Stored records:
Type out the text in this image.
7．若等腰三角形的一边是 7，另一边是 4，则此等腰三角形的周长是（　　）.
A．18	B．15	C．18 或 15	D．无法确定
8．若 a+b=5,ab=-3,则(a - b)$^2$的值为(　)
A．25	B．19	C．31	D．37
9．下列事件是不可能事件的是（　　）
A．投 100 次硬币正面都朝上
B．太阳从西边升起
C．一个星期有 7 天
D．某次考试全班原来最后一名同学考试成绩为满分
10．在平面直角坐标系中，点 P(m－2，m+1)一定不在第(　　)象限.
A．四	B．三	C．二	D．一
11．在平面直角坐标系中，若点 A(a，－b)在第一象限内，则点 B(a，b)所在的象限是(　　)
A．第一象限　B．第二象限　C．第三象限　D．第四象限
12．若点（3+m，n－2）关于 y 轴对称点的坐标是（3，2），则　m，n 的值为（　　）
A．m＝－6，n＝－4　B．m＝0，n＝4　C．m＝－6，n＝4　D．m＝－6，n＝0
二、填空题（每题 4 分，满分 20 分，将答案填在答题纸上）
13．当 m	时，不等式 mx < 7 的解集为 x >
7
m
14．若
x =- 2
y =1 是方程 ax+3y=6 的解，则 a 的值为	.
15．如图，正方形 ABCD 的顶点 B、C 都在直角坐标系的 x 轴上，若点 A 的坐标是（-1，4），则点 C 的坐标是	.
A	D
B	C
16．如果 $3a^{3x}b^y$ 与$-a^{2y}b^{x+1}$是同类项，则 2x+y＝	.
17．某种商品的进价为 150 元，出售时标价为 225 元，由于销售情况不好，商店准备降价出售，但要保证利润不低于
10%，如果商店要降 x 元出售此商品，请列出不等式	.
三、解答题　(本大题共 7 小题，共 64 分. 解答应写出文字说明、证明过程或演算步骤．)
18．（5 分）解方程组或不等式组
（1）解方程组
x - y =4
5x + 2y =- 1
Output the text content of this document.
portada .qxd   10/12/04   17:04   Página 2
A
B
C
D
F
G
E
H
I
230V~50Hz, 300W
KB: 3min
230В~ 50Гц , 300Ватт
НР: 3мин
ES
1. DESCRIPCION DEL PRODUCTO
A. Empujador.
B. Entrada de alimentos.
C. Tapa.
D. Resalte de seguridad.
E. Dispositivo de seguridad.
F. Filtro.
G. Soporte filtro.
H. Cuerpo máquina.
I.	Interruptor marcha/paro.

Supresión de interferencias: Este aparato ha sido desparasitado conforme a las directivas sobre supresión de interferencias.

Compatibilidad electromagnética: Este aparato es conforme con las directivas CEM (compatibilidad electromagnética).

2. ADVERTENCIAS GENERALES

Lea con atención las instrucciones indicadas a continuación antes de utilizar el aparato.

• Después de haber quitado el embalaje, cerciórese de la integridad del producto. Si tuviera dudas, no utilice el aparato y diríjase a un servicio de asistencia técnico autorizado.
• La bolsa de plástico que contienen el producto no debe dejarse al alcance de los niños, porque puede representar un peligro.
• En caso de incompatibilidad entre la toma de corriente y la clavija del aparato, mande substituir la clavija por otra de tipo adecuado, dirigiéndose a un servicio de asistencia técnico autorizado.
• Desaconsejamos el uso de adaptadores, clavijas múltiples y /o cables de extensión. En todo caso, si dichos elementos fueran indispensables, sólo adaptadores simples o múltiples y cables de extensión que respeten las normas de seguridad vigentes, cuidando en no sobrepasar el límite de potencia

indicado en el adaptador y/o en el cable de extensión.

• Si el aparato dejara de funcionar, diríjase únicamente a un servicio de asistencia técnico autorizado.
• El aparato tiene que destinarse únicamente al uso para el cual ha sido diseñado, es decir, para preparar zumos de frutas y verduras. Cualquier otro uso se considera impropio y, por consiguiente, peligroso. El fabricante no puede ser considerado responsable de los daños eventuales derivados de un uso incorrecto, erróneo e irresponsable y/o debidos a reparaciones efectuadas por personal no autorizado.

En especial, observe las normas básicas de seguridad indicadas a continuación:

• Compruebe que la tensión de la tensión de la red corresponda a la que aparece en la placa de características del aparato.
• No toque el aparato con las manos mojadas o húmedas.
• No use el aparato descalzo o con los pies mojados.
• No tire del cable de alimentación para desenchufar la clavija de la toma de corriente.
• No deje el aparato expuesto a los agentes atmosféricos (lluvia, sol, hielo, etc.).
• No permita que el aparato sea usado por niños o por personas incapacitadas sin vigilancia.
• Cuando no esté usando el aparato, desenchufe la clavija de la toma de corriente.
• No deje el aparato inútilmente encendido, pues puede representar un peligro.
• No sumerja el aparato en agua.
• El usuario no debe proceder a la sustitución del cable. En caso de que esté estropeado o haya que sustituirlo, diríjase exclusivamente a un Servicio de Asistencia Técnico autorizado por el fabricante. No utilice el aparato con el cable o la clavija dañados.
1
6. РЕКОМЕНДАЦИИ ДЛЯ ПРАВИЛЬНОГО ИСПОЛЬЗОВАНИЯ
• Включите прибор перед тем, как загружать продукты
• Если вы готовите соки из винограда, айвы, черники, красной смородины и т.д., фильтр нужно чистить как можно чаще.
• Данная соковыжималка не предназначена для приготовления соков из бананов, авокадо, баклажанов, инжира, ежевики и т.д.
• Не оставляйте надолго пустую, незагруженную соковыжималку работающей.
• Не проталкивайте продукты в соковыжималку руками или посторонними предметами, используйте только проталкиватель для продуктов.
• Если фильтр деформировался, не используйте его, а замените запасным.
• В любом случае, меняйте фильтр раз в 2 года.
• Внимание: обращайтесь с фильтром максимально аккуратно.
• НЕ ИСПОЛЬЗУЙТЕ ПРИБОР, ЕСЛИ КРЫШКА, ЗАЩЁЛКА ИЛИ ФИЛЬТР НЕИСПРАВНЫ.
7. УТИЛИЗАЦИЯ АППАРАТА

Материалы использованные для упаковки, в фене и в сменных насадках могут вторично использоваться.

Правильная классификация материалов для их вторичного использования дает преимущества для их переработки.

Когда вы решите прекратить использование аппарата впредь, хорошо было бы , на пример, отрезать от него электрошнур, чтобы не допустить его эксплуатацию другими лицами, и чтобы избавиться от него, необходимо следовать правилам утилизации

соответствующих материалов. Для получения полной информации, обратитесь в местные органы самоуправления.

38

**Aim:** Count how many lines of the material hold the string "esté". Give the number and nothing more.

**Written solution:** 2